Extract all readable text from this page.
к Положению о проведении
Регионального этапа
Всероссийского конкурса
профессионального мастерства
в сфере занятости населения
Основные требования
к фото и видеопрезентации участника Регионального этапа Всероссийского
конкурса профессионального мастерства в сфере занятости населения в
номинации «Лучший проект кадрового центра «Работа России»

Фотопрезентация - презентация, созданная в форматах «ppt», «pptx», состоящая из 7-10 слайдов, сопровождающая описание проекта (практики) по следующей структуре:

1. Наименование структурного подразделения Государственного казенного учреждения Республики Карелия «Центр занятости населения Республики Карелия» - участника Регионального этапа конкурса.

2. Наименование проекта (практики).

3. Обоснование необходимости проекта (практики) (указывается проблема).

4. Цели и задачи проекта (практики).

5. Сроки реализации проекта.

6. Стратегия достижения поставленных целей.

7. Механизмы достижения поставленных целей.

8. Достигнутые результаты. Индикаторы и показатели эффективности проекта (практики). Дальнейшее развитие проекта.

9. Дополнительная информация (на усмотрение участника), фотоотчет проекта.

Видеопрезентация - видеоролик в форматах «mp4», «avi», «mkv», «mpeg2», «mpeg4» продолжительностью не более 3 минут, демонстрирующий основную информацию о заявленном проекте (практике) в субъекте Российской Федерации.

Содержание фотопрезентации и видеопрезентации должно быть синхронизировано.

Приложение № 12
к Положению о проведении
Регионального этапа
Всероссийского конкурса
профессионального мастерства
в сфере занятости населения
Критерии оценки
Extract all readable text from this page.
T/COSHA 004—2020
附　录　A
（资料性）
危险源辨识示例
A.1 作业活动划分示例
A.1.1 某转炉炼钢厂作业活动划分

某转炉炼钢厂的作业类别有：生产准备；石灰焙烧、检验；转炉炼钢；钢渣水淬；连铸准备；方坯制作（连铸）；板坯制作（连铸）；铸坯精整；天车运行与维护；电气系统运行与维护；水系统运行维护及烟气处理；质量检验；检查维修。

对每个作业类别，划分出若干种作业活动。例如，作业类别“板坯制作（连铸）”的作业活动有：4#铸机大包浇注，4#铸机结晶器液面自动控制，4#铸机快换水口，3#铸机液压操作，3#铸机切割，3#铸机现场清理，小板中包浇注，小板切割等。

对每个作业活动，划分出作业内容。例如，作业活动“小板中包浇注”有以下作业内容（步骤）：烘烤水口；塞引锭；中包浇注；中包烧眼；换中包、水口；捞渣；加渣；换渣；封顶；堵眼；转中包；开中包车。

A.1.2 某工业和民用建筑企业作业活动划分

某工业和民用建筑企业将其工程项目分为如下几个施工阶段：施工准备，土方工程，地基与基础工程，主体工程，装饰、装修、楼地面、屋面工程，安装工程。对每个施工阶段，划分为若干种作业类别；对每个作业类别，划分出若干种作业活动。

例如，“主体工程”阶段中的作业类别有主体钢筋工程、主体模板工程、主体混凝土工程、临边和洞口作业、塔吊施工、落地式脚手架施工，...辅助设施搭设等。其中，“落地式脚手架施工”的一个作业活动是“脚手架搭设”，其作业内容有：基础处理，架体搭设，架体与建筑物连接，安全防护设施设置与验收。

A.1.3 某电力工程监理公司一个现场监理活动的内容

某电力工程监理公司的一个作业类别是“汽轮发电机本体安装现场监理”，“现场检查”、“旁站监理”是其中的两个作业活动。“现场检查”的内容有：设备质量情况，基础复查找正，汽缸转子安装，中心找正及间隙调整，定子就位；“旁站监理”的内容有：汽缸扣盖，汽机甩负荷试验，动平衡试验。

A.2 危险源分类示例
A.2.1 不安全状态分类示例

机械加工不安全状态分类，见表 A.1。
○ ○ ○ ○ ○
Return only the count of lines in the records that hold the word "достижения".

2